**Aim of the exercise:** Retype the whole listing, please, keeping every line exact and dropping the pictures.
»»
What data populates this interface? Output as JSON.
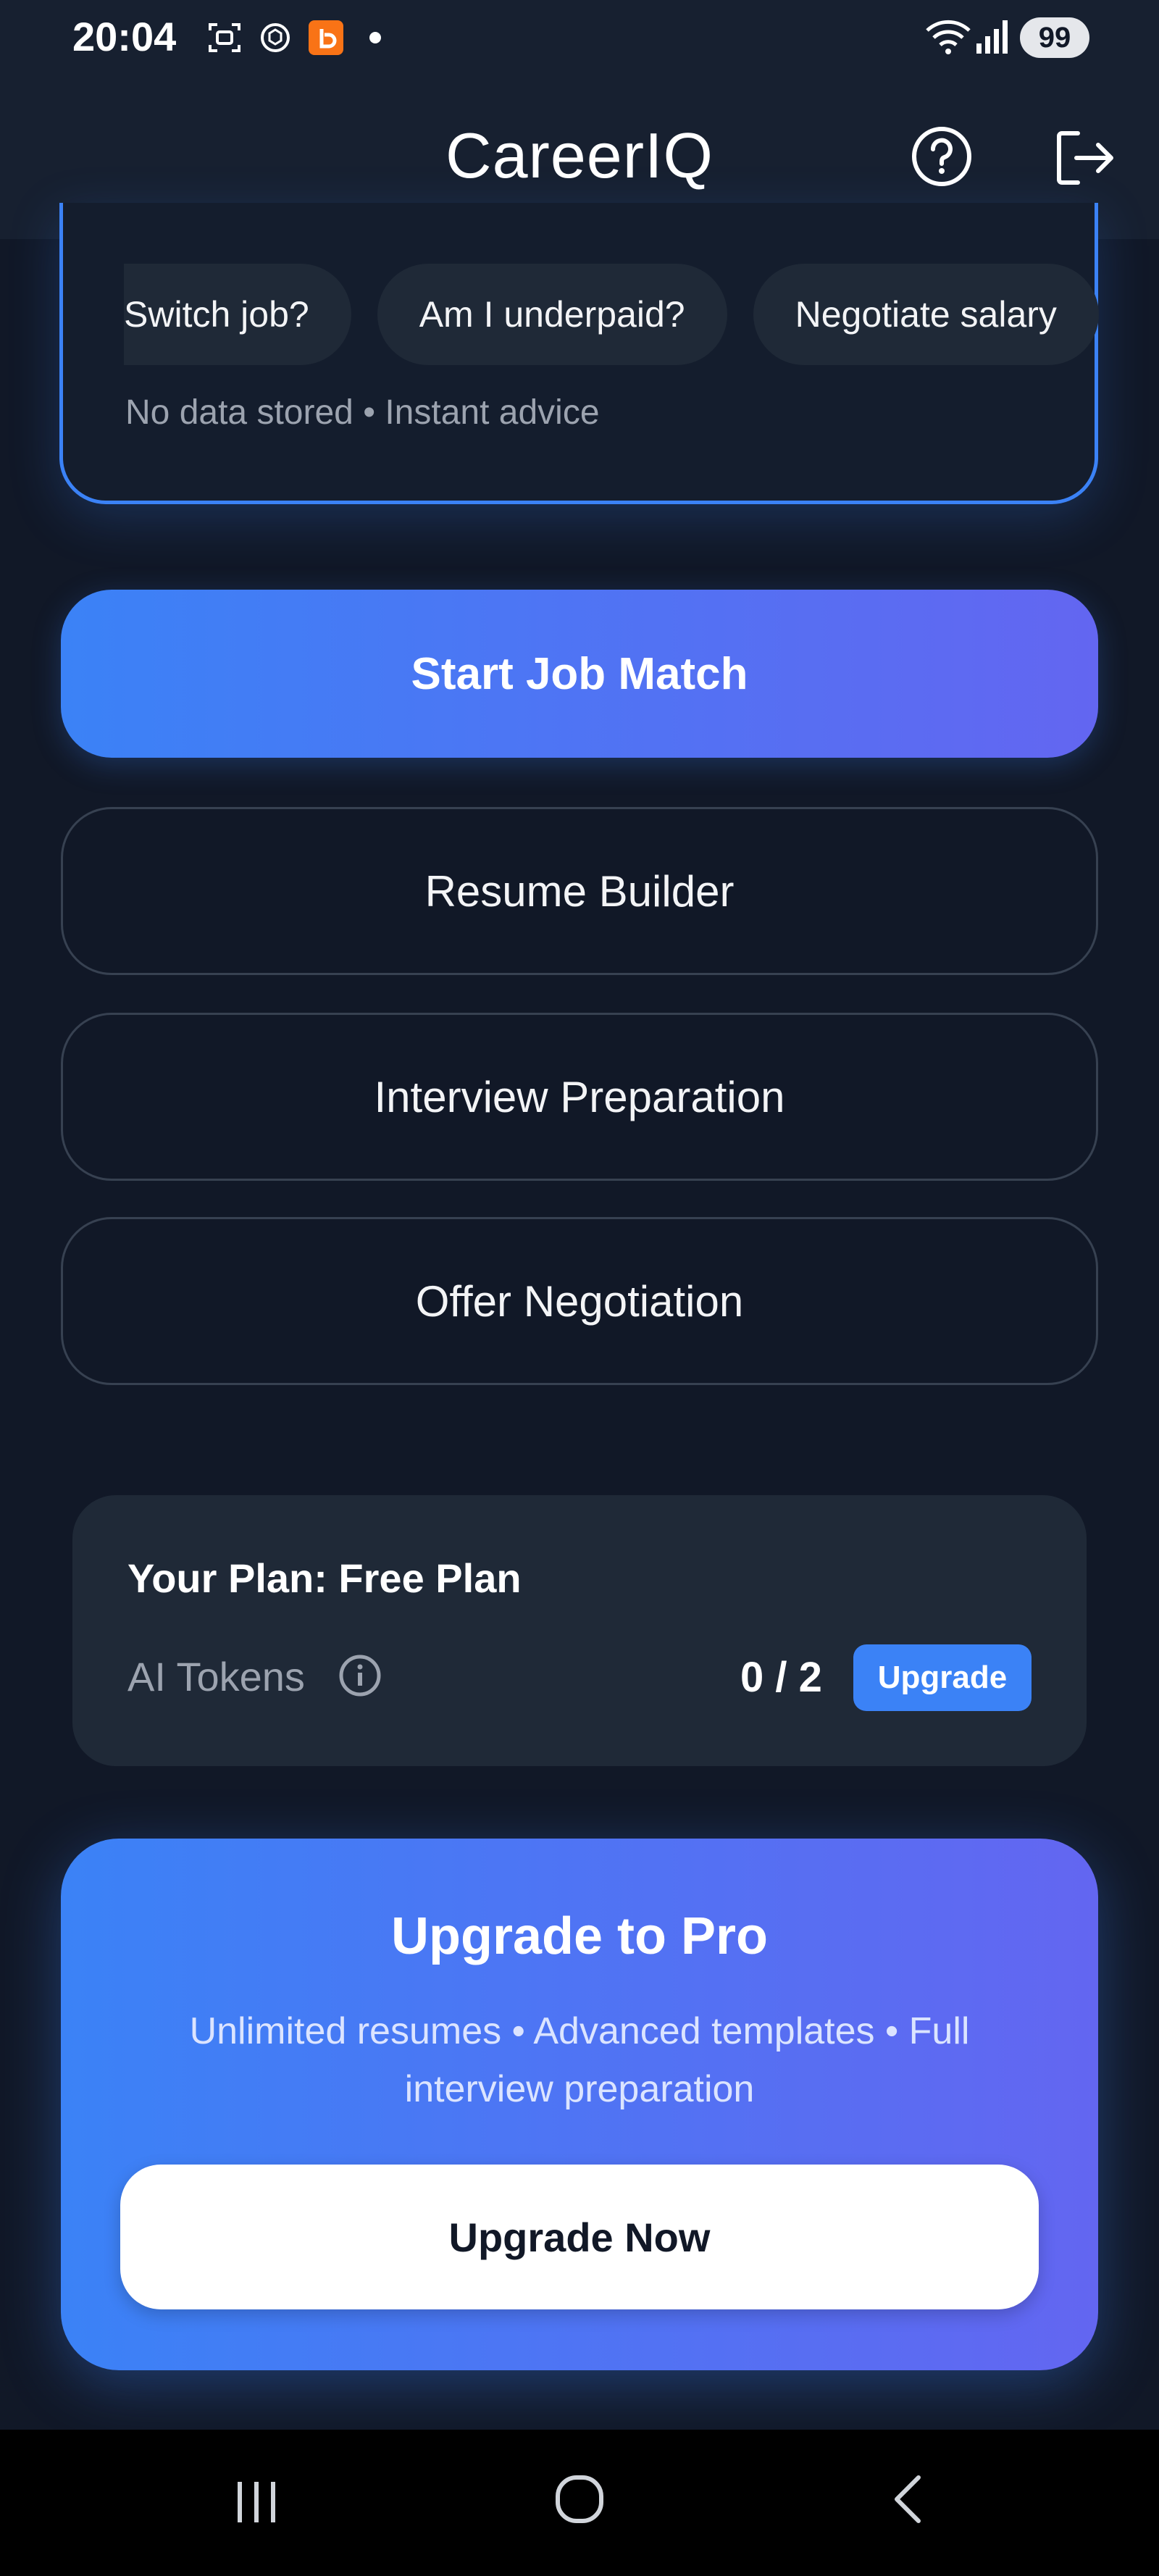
{
  "status_bar": {
    "time": "20:04",
    "battery": "99",
    "icons": [
      "screenshot-icon",
      "chatgpt-icon",
      "app-notification-icon",
      "wifi-icon",
      "signal-icon"
    ]
  },
  "header": {
    "title": "CareerIQ",
    "help_icon": "help-circle-icon",
    "logout_icon": "logout-icon"
  },
  "chat_card": {
    "chips": [
      "Switch job?",
      "Am I underpaid?",
      "Negotiate salary"
    ],
    "privacy_note": "No data stored • Instant advice"
  },
  "actions": {
    "primary": "Start Job Match",
    "resume": "Resume Builder",
    "interview": "Interview Preparation",
    "offer": "Offer Negotiation"
  },
  "plan": {
    "title": "Your Plan: Free Plan",
    "tokens_label": "AI Tokens",
    "tokens_count": "0 / 2",
    "upgrade_label": "Upgrade"
  },
  "pro": {
    "title": "Upgrade to Pro",
    "description": "Unlimited resumes • Advanced templates • Full interview preparation",
    "button": "Upgrade Now"
  },
  "colors": {
    "background": "#111827",
    "accent_blue": "#3b82f6",
    "accent_indigo": "#6366f1",
    "card": "#1f2937"
  }
}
««
**Complete response:**
What data populates this interface? Output as JSON.
{
  "status_bar": {
    "time": "20:04",
    "battery": "99",
    "icons": [
      "screenshot-icon",
      "chatgpt-icon",
      "app-notification-icon",
      "wifi-icon",
      "signal-icon"
    ]
  },
  "header": {
    "title": "CareerIQ",
    "help_icon": "help-circle-icon",
    "logout_icon": "logout-icon"
  },
  "chat_card": {
    "chips": [
      "Switch job?",
      "Am I underpaid?",
      "Negotiate salary"
    ],
    "privacy_note": "No data stored • Instant advice"
  },
  "actions": {
    "primary": "Start Job Match",
    "resume": "Resume Builder",
    "interview": "Interview Preparation",
    "offer": "Offer Negotiation"
  },
  "plan": {
    "title": "Your Plan: Free Plan",
    "tokens_label": "AI Tokens",
    "tokens_count": "0 / 2",
    "upgrade_label": "Upgrade"
  },
  "pro": {
    "title": "Upgrade to Pro",
    "description": "Unlimited resumes • Advanced templates • Full interview preparation",
    "button": "Upgrade Now"
  },
  "colors": {
    "background": "#111827",
    "accent_blue": "#3b82f6",
    "accent_indigo": "#6366f1",
    "card": "#1f2937"
  }
}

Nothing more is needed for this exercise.